---------- Material for this task
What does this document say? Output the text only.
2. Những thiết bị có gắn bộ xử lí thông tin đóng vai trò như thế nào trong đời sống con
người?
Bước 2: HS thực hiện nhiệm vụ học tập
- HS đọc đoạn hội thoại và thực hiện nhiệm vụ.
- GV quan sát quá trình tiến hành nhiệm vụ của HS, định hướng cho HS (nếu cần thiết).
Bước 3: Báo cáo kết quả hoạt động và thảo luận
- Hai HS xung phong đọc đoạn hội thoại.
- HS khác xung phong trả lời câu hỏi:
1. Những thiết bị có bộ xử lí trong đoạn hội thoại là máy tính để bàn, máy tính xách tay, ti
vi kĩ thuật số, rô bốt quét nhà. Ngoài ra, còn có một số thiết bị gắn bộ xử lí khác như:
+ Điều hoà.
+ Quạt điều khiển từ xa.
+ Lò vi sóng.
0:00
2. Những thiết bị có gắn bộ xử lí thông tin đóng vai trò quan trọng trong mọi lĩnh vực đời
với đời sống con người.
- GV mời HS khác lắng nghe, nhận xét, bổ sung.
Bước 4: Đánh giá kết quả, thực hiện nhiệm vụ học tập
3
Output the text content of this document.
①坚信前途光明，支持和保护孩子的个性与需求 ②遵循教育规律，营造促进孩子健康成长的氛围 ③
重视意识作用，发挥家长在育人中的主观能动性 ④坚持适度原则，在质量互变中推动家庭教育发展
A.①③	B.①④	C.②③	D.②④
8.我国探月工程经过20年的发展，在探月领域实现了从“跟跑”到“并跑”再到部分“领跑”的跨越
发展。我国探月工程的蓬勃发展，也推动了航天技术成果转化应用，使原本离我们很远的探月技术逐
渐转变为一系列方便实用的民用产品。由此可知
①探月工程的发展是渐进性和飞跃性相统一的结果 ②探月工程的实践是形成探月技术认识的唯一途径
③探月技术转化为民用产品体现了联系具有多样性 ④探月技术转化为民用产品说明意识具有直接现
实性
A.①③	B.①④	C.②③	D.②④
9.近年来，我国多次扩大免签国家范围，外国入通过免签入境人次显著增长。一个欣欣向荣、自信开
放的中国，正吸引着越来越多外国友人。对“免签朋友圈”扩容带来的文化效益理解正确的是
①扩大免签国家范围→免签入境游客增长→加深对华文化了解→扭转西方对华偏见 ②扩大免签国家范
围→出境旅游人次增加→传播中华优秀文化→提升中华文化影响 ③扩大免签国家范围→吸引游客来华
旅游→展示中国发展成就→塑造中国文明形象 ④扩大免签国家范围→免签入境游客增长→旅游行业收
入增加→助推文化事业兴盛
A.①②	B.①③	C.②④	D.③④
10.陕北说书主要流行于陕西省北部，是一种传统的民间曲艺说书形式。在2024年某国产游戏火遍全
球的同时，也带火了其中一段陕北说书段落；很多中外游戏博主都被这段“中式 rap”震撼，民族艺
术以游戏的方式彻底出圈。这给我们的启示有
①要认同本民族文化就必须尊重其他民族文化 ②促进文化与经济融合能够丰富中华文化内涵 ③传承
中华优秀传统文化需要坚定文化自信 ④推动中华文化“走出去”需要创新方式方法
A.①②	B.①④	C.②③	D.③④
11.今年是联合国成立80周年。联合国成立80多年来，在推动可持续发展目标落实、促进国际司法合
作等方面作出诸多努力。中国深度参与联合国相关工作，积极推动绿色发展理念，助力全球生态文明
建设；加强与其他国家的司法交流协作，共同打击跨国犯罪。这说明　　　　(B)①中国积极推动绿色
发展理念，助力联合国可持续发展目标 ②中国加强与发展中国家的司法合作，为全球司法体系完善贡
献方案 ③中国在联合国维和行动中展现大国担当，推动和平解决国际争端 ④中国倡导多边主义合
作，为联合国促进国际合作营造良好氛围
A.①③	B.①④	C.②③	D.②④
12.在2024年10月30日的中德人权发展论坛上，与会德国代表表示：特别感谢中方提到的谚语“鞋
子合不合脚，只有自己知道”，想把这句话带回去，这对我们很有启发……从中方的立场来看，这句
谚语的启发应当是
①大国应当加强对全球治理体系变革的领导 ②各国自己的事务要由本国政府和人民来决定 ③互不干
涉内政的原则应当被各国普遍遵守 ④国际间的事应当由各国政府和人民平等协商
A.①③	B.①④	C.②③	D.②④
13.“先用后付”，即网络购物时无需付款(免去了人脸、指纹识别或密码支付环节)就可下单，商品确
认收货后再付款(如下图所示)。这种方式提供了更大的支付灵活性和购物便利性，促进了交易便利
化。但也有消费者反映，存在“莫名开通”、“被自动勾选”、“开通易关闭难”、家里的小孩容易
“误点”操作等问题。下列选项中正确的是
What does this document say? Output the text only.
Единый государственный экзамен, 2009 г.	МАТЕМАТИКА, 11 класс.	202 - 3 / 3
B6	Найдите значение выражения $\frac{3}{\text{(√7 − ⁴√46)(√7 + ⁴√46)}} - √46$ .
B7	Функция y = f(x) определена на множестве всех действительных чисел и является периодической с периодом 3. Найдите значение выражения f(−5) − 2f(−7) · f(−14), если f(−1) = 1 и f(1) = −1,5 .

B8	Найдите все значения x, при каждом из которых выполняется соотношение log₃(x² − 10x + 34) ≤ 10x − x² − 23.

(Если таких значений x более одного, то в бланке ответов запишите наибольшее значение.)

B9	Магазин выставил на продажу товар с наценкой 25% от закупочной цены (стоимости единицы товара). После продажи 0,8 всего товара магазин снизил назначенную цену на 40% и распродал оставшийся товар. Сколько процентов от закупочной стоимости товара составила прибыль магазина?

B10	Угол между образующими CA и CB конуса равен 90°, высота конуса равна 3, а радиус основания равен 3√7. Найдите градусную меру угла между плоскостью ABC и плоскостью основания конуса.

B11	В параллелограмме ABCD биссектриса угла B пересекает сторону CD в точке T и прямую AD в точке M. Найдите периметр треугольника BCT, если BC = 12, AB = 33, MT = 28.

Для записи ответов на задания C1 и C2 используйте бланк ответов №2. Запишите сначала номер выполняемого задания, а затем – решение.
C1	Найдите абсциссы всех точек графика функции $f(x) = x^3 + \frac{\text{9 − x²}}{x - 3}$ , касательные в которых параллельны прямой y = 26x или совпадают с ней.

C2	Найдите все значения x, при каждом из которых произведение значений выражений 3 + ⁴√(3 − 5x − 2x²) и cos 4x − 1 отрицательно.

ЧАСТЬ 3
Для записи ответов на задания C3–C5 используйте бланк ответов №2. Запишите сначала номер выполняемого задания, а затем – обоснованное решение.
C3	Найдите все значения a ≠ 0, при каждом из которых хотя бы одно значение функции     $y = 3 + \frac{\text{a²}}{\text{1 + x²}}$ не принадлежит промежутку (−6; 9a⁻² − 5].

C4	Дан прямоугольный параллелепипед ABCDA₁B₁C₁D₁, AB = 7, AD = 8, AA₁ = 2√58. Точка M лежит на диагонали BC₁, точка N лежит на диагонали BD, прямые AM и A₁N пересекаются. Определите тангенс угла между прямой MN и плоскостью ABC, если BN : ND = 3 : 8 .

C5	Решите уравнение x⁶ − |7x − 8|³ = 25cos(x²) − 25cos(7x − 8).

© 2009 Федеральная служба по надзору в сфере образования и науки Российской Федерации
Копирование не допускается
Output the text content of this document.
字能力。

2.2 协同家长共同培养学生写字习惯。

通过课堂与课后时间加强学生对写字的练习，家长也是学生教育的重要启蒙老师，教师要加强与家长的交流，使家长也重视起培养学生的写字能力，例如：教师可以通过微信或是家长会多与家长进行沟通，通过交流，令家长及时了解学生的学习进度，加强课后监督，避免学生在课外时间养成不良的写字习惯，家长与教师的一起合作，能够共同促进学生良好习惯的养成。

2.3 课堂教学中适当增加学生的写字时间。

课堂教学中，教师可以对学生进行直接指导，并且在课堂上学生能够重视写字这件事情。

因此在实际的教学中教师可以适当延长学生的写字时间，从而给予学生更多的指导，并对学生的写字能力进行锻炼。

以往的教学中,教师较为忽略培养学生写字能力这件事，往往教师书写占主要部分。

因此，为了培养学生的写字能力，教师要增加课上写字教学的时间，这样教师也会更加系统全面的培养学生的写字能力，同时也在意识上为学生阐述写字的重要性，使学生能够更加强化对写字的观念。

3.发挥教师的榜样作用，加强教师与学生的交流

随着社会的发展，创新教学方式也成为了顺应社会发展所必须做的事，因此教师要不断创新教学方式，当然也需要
--------------------
* **What is needed**
Copy every line from the entries that contains the word "Bước".

* **Task response**
Bước 2: HS thực hiện nhiệm vụ học tập
Bước 3: Báo cáo kết quả hoạt động và thảo luận
Bước 4: Đánh giá kết quả, thực hiện nhiệm vụ học tập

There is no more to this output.